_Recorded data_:
========================================================================
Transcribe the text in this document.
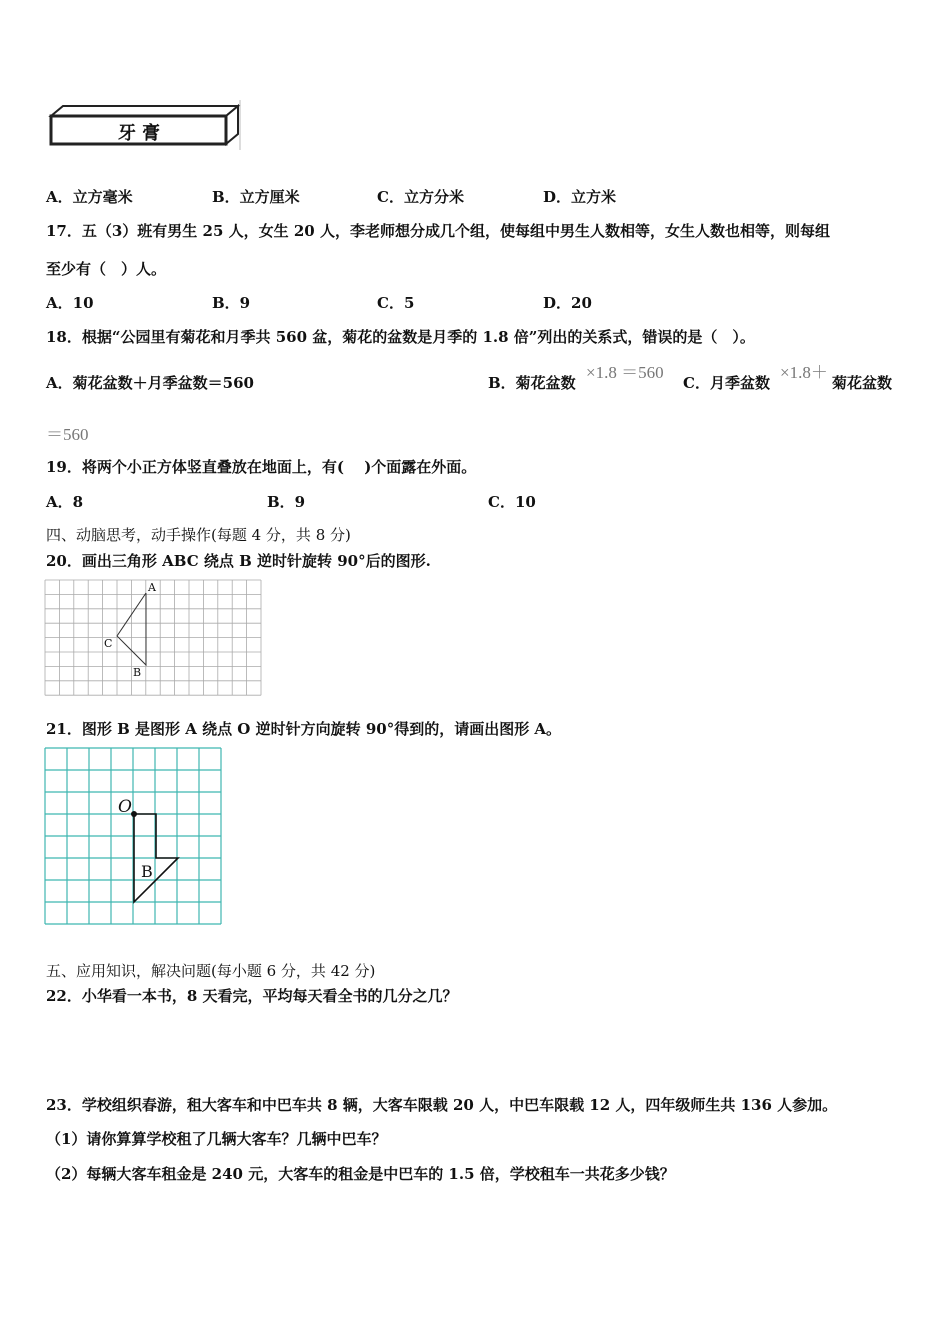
牙膏
A．立方毫米	B．立方厘米	C．立方分米	D．立方米
17．五（3）班有男生 25 人，女生 20 人，李老师想分成几个组，使每组中男生人数相等，女生人数也相等，则每组
至少有（　）人。
A．10	B．9	C．5	D．20
18．根据“公园里有菊花和月季共 560 盆，菊花的盆数是月季的 1.8 倍”列出的关系式，错误的是（　）。
A．菊花盆数＋月季盆数＝560	B．菊花盆数
×1.8 ＝560
C．月季盆数
×1.8＋
菊花盆数
＝560
19．将两个小正方体竖直叠放在地面上，有(　 )个面露在外面。
A．8	B．9	C．10
四、动脑思考，动手操作(每题 4 分，共 8 分)
20．画出三角形 ABC 绕点 B 逆时针旋转 90°后的图形.
A
C
B
21．图形 B 是图形 A 绕点 O 逆时针方向旋转 90°得到的，请画出图形 A。
O
B
五、应用知识，解决问题(每小题 6 分，共 42 分)
22．小华看一本书，8 天看完，平均每天看全书的几分之几？
23．学校组织春游，租大客车和中巴车共 8 辆，大客车限载 20 人，中巴车限载 12 人，四年级师生共 136 人参加。
（1）请你算算学校租了几辆大客车？几辆中巴车？
（2）每辆大客车租金是 240 元，大客车的租金是中巴车的 1.5 倍，学校租车一共花多少钱？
========================================================================
_Aim_: Drop the images and repeat the data exactly.

_Result_:
Transcribe the text in this document.
牙膏
A．立方毫米	B．立方厘米	C．立方分米	D．立方米
17．五（3）班有男生 25 人，女生 20 人，李老师想分成几个组，使每组中男生人数相等，女生人数也相等，则每组
至少有（　）人。
A．10	B．9	C．5	D．20
18．根据“公园里有菊花和月季共 560 盆，菊花的盆数是月季的 1.8 倍”列出的关系式，错误的是（　）。
A．菊花盆数＋月季盆数＝560	B．菊花盆数
×1.8 ＝560
C．月季盆数
×1.8＋
菊花盆数
＝560
19．将两个小正方体竖直叠放在地面上，有(　 )个面露在外面。
A．8	B．9	C．10
四、动脑思考，动手操作(每题 4 分，共 8 分)
20．画出三角形 ABC 绕点 B 逆时针旋转 90°后的图形.
A
C
B
21．图形 B 是图形 A 绕点 O 逆时针方向旋转 90°得到的，请画出图形 A。
O
B
五、应用知识，解决问题(每小题 6 分，共 42 分)
22．小华看一本书，8 天看完，平均每天看全书的几分之几？
23．学校组织春游，租大客车和中巴车共 8 辆，大客车限载 20 人，中巴车限载 12 人，四年级师生共 136 人参加。
（1）请你算算学校租了几辆大客车？几辆中巴车？
（2）每辆大客车租金是 240 元，大客车的租金是中巴车的 1.5 倍，学校租车一共花多少钱？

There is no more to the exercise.